## BEGIN

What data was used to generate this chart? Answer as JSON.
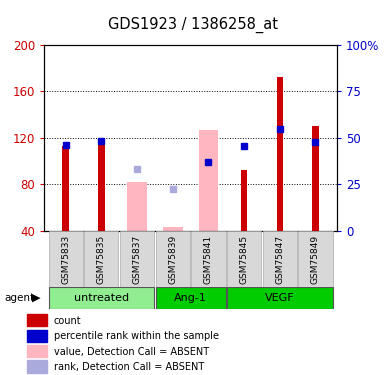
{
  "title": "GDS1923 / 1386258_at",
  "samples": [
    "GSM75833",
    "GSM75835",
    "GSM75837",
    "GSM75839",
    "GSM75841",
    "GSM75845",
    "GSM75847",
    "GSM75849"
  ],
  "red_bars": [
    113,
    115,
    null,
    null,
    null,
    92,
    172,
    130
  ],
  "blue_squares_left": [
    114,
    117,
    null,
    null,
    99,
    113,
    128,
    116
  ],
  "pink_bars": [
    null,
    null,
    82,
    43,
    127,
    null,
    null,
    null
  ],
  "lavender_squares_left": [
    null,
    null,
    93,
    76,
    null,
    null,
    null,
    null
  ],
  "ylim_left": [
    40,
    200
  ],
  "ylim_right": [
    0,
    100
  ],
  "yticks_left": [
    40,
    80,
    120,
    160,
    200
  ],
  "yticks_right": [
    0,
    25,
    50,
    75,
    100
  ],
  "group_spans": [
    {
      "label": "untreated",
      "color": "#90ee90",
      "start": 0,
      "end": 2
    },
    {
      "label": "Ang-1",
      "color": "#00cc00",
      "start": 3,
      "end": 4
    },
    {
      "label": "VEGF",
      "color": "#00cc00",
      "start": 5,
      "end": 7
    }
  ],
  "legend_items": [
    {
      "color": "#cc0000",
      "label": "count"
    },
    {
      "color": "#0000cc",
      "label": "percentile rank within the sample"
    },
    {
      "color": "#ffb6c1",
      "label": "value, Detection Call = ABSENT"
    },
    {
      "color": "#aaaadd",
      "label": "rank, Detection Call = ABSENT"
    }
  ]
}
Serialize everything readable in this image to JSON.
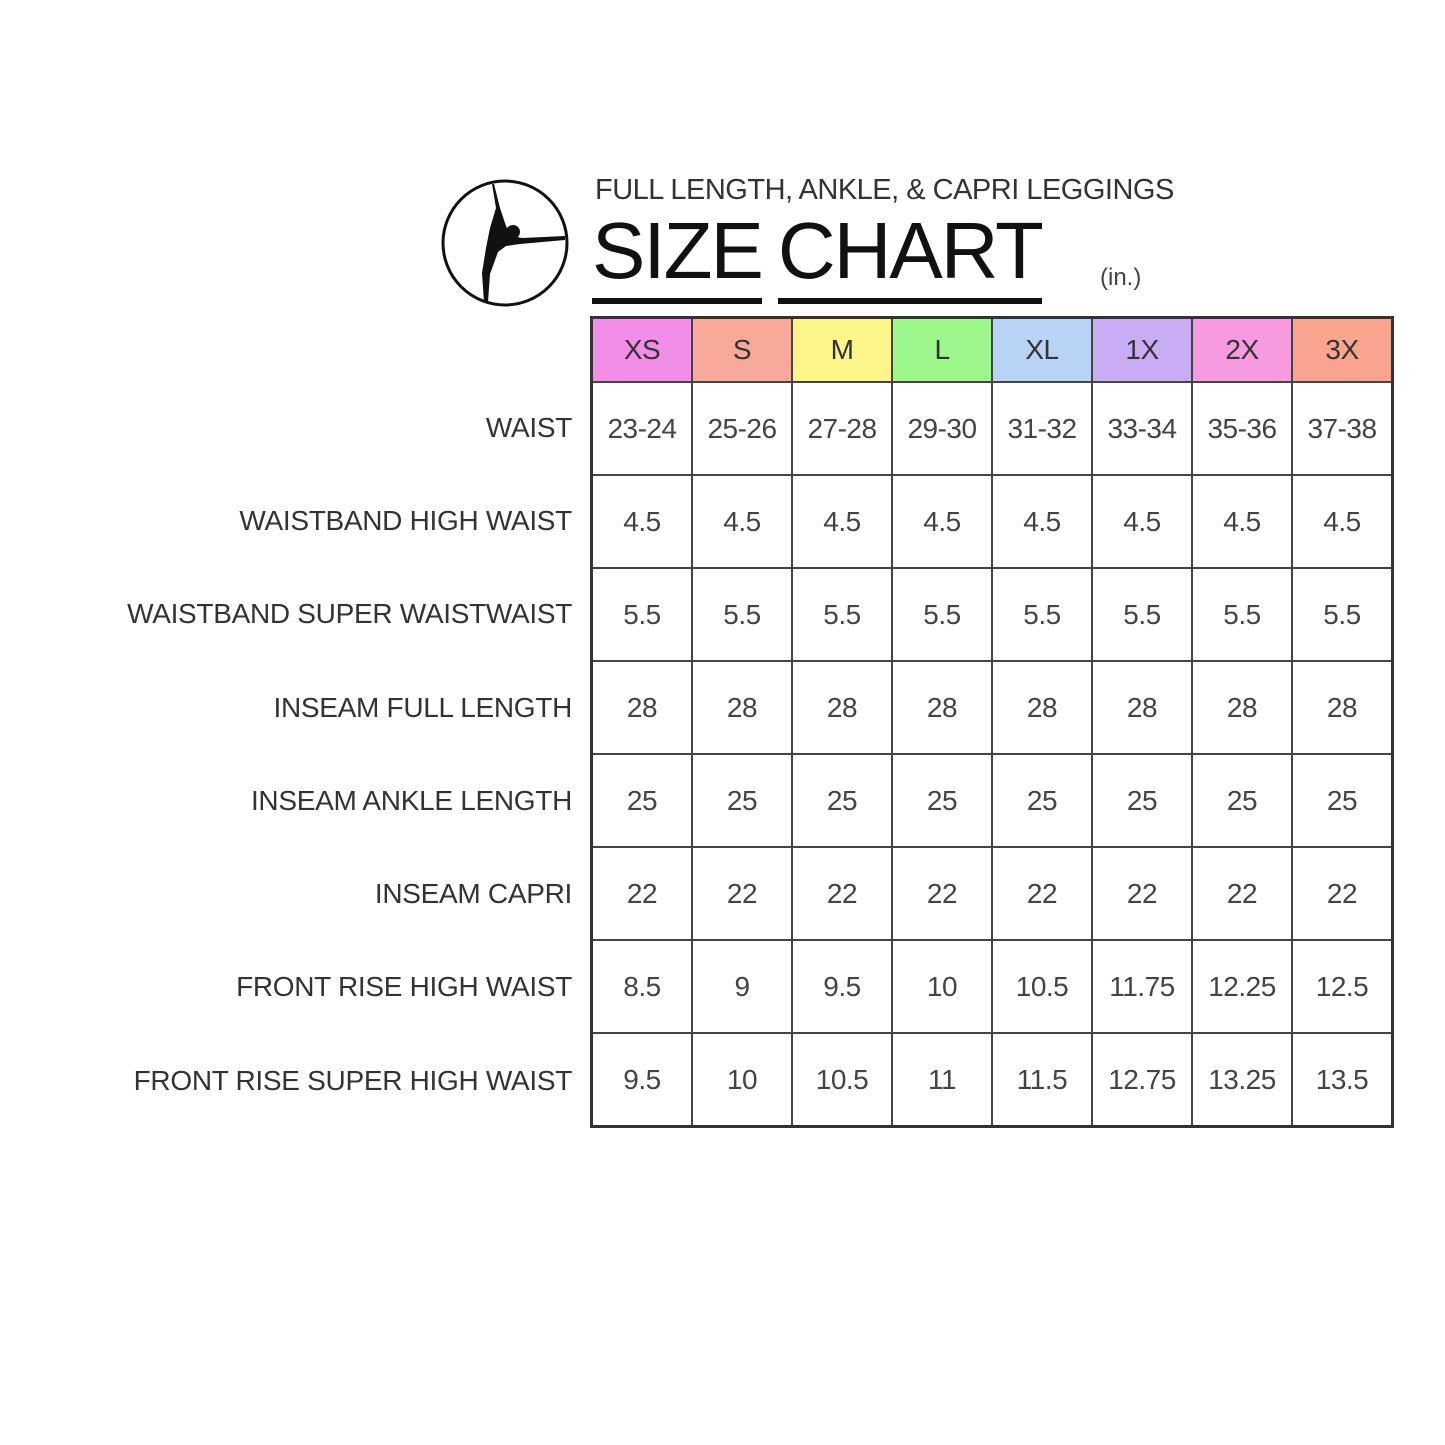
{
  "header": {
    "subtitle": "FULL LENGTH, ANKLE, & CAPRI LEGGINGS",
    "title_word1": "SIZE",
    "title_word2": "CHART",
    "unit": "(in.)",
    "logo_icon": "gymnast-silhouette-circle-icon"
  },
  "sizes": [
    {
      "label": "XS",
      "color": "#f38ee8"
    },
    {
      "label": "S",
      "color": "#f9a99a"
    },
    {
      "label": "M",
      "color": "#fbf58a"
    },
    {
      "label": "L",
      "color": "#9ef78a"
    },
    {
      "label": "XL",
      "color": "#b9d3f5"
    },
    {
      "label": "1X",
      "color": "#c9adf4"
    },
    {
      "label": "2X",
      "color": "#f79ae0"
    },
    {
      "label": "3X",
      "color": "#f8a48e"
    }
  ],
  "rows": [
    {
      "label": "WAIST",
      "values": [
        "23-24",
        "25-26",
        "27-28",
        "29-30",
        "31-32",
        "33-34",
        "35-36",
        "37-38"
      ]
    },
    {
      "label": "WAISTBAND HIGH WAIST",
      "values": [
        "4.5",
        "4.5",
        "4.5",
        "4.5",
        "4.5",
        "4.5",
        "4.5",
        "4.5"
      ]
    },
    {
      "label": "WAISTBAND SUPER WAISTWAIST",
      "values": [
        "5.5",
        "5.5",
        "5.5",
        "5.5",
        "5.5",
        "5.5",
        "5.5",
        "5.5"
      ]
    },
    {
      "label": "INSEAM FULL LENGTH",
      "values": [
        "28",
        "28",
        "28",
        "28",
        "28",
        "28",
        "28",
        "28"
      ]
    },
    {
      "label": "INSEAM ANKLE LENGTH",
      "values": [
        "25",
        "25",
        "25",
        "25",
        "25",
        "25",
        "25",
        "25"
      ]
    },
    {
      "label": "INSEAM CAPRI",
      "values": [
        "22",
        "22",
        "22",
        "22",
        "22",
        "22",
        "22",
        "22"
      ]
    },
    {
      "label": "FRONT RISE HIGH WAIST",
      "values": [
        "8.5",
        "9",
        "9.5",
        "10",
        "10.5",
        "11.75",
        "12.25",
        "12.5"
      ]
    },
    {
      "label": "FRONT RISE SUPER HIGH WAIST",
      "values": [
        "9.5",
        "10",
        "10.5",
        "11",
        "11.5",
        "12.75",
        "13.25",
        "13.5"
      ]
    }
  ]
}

## END
## BEGIN

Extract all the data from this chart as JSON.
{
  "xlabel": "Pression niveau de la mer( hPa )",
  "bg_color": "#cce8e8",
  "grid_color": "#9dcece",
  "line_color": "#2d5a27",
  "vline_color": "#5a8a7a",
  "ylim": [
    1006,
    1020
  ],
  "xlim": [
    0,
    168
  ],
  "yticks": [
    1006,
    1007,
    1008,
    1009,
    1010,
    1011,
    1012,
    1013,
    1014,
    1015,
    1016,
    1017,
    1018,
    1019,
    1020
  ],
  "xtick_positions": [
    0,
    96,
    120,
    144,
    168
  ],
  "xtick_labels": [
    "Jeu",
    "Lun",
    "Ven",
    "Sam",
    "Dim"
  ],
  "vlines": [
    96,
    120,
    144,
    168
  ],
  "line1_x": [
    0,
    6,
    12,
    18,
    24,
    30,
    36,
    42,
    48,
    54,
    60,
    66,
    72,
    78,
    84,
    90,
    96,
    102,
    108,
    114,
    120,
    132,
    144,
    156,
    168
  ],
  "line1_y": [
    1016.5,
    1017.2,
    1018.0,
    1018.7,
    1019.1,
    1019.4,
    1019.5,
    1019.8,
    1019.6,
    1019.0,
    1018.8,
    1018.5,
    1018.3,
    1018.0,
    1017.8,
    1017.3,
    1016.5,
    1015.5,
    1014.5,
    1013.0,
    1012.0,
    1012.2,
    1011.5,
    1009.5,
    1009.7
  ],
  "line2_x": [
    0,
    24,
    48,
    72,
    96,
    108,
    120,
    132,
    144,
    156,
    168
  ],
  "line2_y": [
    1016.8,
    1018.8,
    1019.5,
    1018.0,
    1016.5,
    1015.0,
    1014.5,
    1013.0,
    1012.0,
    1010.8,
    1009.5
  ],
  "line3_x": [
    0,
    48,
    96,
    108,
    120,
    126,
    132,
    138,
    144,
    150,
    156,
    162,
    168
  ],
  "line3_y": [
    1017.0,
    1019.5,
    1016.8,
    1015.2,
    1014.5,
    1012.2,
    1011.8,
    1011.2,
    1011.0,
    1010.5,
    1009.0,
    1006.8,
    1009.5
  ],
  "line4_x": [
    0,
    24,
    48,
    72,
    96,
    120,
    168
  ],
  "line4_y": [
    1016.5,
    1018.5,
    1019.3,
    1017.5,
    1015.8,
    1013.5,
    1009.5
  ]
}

## END

• [TASK DIRECTIONS]: Find every line holding the word "data"; give their count and nothing else.

• [ANSWER TO THE EXERCISE]: 2